- **TASK DESCRIPTION**: Could you reproduce every one of the items below word for word?

- **PROVIDED RECORDS**:
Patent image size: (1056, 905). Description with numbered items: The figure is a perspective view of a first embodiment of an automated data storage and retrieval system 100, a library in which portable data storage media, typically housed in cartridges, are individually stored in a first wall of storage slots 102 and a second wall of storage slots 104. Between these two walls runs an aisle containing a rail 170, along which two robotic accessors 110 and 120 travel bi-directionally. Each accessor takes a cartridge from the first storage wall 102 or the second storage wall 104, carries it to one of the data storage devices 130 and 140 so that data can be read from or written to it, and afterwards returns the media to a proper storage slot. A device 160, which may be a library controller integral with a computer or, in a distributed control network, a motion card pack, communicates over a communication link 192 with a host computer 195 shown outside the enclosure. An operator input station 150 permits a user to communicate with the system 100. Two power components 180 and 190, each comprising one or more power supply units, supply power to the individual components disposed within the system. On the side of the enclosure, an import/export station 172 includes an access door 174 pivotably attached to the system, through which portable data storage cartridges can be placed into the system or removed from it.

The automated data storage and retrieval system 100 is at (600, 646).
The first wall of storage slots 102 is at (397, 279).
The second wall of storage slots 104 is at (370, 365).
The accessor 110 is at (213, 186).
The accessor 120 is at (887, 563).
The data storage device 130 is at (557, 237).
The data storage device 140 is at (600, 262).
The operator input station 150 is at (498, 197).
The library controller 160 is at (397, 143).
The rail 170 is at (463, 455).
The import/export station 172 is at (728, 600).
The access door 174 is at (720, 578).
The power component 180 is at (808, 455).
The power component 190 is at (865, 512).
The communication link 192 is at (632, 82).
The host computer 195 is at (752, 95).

- **FINAL RESULT**:
Patent image size: (1056, 905). Description with numbered items: The figure is a perspective view of a first embodiment of an automated data storage and retrieval system 100, a library in which portable data storage media, typically housed in cartridges, are individually stored in a first wall of storage slots 102 and a second wall of storage slots 104. Between these two walls runs an aisle containing a rail 170, along which two robotic accessors 110 and 120 travel bi-directionally. Each accessor takes a cartridge from the first storage wall 102 or the second storage wall 104, carries it to one of the data storage devices 130 and 140 so that data can be read from or written to it, and afterwards returns the media to a proper storage slot. A device 160, which may be a library controller integral with a computer or, in a distributed control network, a motion card pack, communicates over a communication link 192 with a host computer 195 shown outside the enclosure. An operator input station 150 permits a user to communicate with the system 100. Two power components 180 and 190, each comprising one or more power supply units, supply power to the individual components disposed within the system. On the side of the enclosure, an import/export station 172 includes an access door 174 pivotably attached to the system, through which portable data storage cartridges can be placed into the system or removed from it.

The automated data storage and retrieval system 100 is at (600, 646).
The first wall of storage slots 102 is at (397, 279).
The second wall of storage slots 104 is at (370, 365).
The accessor 110 is at (213, 186).
The accessor 120 is at (887, 563).
The data storage device 130 is at (557, 237).
The data storage device 140 is at (600, 262).
The operator input station 150 is at (498, 197).
The library controller 160 is at (397, 143).
The rail 170 is at (463, 455).
The import/export station 172 is at (728, 600).
The access door 174 is at (720, 578).
The power component 180 is at (808, 455).
The power component 190 is at (865, 512).
The communication link 192 is at (632, 82).
The host computer 195 is at (752, 95).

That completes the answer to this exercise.